What is needed: Leave out the pictures, and quote exactly the lines running from the one with "Serialize everything readable" through the last line of the entries below.

►

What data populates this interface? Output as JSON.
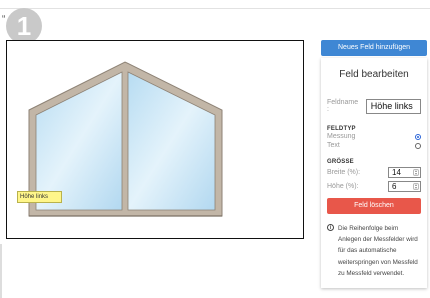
{
  "step_badge": "1",
  "canvas": {
    "field_label": "Höhe links"
  },
  "sidebar": {
    "add_button_label": "Neues Feld hinzufügen",
    "panel_title": "Feld bearbeiten",
    "name_label": "Feldname :",
    "name_value": "Höhe links",
    "type_section": "FELDTYP",
    "type_options": [
      {
        "label": "Messung",
        "selected": true
      },
      {
        "label": "Text",
        "selected": false
      }
    ],
    "size_section": "GRÖSSE",
    "width_label": "Breite (%):",
    "width_value": "14",
    "height_label": "Höhe (%):",
    "height_value": "6",
    "delete_button_label": "Feld löschen",
    "info_icon": "i",
    "info_text": "Die Reihenfolge beim Anlegen der Messfelder wird für das automatische weiterspringen von Messfeld zu Messfeld verwendet."
  },
  "colors": {
    "primary_button": "#3f87d4",
    "danger_button": "#e8574a",
    "field_highlight": "#fff68a",
    "window_frame": "#c2b6a7",
    "glass": "#cfe8f6"
  }
}
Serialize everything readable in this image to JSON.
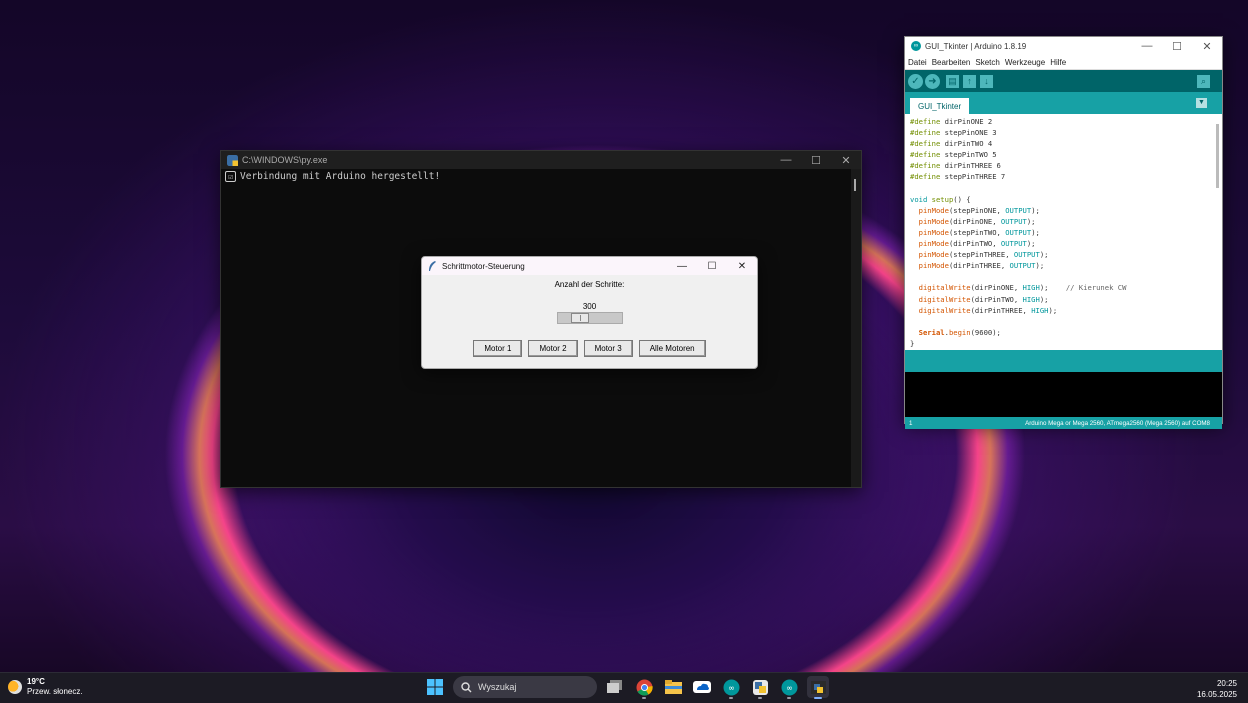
{
  "console": {
    "title": "C:\\WINDOWS\\py.exe",
    "check": "☑",
    "output": "Verbindung mit Arduino hergestellt!"
  },
  "tk": {
    "title": "Schrittmotor-Steuerung",
    "label": "Anzahl der Schritte:",
    "slider_value": "300",
    "buttons": [
      "Motor 1",
      "Motor 2",
      "Motor 3",
      "Alle Motoren"
    ]
  },
  "arduino": {
    "title": "GUI_Tkinter | Arduino 1.8.19",
    "menu": [
      "Datei",
      "Bearbeiten",
      "Sketch",
      "Werkzeuge",
      "Hilfe"
    ],
    "tab": "GUI_Tkinter",
    "line_number": "1",
    "board": "Arduino Mega or Mega 2560, ATmega2560 (Mega 2560) auf COM8"
  },
  "window_buttons": {
    "minimize": "—",
    "maximize": "☐",
    "close": "✕"
  },
  "taskbar": {
    "temperature": "19°C",
    "weather": "Przew. słonecz.",
    "search_placeholder": "Wyszukaj",
    "time": "20:25",
    "date": "16.05.2025"
  },
  "colors": {
    "arduino_teal": "#17a1a5",
    "arduino_dark": "#006468",
    "console_bg": "#0c0c0c"
  }
}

◄

Exercise result:
Serialize everything readable in this image to JSON.
{
  "console": {
    "title": "C:\\WINDOWS\\py.exe",
    "check": "☑",
    "output": "Verbindung mit Arduino hergestellt!"
  },
  "tk": {
    "title": "Schrittmotor-Steuerung",
    "label": "Anzahl der Schritte:",
    "slider_value": "300",
    "buttons": [
      "Motor 1",
      "Motor 2",
      "Motor 3",
      "Alle Motoren"
    ]
  },
  "arduino": {
    "title": "GUI_Tkinter | Arduino 1.8.19",
    "menu": [
      "Datei",
      "Bearbeiten",
      "Sketch",
      "Werkzeuge",
      "Hilfe"
    ],
    "tab": "GUI_Tkinter",
    "line_number": "1",
    "board": "Arduino Mega or Mega 2560, ATmega2560 (Mega 2560) auf COM8"
  },
  "window_buttons": {
    "minimize": "—",
    "maximize": "☐",
    "close": "✕"
  },
  "taskbar": {
    "temperature": "19°C",
    "weather": "Przew. słonecz.",
    "search_placeholder": "Wyszukaj",
    "time": "20:25",
    "date": "16.05.2025"
  },
  "colors": {
    "arduino_teal": "#17a1a5",
    "arduino_dark": "#006468",
    "console_bg": "#0c0c0c"
  }
}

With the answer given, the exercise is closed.